_YOUR OBJECTIVE:_
List the lines of this listing that hold the word "specialistrollen".

_EXTRACTED MATERIAL:_
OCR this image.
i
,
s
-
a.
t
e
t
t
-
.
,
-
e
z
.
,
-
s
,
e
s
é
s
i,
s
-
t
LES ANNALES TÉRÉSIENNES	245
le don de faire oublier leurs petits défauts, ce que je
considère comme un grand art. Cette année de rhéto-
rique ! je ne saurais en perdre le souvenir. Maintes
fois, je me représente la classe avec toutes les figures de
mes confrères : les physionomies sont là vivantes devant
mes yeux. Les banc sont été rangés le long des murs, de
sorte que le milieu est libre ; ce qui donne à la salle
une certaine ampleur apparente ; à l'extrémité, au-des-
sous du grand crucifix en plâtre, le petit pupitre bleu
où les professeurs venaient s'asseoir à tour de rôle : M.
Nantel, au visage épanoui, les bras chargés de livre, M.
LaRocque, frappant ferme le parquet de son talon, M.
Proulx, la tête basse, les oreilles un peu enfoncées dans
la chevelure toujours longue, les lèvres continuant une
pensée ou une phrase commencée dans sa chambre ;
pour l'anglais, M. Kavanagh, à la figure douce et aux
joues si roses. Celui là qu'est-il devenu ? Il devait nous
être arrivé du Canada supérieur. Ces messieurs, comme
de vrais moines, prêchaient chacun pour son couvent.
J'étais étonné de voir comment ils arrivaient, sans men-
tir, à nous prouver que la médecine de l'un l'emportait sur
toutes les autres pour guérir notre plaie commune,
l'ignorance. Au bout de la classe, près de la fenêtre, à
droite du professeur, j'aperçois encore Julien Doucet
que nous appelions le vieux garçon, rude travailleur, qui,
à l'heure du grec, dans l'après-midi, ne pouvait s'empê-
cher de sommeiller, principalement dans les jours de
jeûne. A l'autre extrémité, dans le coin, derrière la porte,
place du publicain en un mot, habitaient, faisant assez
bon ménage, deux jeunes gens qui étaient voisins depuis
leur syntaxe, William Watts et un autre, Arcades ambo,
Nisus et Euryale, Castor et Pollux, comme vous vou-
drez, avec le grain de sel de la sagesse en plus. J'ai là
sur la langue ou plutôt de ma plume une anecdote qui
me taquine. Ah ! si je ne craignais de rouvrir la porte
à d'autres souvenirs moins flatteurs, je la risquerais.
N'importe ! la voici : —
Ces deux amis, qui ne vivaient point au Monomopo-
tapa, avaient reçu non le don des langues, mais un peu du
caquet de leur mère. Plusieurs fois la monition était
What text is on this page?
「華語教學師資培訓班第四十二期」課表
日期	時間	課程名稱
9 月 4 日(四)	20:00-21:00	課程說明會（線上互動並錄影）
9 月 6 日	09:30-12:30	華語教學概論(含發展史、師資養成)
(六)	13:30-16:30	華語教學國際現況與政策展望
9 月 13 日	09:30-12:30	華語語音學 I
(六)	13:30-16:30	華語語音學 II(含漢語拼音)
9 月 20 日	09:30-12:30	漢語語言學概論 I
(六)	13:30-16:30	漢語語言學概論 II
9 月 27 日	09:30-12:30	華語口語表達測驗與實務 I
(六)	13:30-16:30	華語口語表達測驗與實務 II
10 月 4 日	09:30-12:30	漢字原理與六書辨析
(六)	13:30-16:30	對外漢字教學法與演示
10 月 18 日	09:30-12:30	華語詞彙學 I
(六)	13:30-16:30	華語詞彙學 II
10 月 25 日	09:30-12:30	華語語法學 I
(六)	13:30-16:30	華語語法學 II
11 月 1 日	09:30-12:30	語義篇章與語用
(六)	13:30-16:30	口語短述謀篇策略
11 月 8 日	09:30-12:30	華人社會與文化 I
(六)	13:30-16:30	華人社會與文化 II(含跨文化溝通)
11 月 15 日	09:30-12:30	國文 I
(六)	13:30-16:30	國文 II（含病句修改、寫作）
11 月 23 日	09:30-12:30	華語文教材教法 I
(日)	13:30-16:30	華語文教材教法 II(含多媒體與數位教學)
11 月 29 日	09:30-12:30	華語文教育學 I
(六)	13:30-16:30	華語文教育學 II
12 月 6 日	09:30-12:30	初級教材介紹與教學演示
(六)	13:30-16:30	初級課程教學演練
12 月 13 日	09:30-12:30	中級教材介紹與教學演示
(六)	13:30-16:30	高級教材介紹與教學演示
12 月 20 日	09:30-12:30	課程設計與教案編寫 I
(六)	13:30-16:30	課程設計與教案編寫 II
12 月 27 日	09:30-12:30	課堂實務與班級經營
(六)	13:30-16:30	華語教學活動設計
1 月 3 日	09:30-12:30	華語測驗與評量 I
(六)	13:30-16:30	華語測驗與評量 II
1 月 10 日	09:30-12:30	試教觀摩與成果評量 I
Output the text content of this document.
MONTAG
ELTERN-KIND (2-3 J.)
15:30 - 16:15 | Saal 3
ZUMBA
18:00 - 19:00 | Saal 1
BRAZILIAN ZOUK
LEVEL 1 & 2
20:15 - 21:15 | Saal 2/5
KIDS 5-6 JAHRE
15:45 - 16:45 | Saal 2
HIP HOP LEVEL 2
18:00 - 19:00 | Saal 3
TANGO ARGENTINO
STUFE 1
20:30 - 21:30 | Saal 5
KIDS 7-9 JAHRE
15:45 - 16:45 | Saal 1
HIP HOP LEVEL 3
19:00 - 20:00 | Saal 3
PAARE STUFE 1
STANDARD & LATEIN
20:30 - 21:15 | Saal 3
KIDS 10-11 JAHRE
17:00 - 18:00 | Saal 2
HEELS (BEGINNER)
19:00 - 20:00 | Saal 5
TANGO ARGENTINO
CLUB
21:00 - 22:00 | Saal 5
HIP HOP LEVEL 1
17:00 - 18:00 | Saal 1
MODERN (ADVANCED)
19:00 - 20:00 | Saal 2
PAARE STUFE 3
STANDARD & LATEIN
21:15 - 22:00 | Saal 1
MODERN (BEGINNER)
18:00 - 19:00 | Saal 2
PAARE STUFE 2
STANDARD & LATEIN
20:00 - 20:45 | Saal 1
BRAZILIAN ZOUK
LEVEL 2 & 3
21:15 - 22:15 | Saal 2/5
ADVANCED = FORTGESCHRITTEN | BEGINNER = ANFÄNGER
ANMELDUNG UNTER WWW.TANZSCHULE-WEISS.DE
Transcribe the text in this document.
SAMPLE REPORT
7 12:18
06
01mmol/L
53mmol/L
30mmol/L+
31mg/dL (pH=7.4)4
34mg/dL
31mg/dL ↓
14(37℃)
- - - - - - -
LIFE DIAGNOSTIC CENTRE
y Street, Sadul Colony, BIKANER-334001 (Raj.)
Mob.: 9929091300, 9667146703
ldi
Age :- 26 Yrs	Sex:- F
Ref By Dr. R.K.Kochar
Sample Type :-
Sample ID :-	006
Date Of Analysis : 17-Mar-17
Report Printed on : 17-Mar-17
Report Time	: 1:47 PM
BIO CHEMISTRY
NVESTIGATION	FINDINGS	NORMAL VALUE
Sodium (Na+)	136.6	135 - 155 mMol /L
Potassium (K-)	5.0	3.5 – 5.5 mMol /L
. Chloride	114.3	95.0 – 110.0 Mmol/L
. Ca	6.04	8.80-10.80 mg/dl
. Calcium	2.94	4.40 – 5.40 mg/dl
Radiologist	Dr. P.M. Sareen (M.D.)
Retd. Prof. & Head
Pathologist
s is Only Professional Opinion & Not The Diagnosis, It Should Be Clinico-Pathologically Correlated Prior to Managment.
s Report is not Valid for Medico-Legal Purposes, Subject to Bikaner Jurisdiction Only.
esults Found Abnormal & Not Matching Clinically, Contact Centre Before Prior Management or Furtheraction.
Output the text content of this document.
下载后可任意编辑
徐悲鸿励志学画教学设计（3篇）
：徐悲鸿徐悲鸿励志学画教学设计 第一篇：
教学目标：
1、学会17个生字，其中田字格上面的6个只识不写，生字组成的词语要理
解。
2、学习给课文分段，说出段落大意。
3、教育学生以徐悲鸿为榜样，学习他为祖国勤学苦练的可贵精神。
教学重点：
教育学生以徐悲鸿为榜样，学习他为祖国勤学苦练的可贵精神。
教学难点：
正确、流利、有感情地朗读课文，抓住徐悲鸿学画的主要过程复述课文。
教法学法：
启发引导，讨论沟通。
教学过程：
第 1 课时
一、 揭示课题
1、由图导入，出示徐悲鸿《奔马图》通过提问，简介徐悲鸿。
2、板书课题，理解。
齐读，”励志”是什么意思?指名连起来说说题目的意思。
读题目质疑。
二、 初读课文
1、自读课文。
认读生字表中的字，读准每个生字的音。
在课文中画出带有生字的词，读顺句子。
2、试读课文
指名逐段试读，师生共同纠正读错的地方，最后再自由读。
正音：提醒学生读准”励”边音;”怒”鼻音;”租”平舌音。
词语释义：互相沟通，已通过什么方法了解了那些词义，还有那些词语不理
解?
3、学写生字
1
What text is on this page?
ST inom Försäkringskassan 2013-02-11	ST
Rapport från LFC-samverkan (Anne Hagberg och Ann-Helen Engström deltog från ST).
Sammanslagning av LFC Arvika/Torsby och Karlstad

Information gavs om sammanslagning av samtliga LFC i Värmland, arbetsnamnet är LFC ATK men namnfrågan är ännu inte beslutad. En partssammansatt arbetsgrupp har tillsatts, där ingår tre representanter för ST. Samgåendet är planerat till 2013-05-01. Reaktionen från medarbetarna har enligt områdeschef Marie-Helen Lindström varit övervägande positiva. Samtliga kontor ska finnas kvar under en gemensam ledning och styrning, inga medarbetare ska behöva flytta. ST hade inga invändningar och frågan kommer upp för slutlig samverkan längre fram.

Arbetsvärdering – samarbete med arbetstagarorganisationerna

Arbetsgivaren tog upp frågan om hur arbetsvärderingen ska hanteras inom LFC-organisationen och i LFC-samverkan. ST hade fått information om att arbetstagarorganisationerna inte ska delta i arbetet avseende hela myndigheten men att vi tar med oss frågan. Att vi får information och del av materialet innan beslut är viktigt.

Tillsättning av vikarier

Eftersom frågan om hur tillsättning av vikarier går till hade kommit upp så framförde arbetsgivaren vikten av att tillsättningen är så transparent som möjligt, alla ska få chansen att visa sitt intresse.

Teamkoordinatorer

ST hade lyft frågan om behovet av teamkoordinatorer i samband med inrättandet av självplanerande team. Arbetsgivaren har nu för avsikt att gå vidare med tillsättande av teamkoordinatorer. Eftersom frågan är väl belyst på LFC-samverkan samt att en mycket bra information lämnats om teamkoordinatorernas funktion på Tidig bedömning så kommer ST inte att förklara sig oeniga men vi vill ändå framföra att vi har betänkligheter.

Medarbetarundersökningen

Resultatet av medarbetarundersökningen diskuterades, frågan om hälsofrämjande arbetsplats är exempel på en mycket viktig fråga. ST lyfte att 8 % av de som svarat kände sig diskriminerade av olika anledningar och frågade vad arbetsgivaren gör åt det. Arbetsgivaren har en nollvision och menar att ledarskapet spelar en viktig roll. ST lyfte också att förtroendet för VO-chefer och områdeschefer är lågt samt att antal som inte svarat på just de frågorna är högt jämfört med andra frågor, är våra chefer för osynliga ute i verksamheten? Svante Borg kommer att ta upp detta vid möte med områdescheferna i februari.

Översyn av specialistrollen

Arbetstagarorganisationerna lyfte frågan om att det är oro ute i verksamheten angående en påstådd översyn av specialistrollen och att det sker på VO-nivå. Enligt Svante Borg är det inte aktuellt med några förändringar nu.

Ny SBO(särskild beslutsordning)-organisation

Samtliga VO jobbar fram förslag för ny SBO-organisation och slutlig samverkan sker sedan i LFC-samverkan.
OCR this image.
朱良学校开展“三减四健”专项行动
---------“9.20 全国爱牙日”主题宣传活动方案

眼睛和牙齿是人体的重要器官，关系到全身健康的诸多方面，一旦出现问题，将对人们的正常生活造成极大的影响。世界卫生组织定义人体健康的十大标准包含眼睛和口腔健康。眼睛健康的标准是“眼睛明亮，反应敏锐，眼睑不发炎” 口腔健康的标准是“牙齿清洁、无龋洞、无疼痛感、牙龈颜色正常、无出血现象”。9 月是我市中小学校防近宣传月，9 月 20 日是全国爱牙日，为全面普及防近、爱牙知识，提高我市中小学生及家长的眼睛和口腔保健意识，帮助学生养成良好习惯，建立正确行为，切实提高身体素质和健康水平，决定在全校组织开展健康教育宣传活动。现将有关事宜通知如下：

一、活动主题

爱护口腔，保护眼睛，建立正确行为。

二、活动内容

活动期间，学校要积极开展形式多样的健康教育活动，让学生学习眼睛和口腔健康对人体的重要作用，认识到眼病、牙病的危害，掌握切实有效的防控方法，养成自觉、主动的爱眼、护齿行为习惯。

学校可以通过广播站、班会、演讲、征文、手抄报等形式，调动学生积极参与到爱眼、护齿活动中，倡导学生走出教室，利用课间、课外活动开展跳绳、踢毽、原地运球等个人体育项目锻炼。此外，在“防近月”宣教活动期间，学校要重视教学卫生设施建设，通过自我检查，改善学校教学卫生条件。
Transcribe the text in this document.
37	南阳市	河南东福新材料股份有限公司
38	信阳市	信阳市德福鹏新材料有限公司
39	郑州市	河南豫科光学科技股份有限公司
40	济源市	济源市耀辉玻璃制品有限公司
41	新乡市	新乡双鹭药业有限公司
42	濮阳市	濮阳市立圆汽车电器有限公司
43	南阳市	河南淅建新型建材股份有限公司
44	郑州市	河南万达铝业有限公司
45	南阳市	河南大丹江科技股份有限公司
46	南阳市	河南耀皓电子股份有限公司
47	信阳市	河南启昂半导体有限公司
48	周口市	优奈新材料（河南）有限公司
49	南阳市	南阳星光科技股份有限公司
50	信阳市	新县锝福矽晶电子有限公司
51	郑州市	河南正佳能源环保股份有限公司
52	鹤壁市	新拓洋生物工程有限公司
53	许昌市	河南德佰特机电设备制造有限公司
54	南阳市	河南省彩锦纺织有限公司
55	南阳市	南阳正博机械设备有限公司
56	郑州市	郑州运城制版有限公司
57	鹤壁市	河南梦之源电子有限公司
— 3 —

_FINISHED EXERCISE:_
Översyn av specialistrollen
Arbetstagarorganisationerna lyfte frågan om att det är oro ute i verksamheten angående en påstådd översyn av specialistrollen och att det sker på VO-nivå. Enligt Svante Borg är det inte aktuellt med några förändringar nu.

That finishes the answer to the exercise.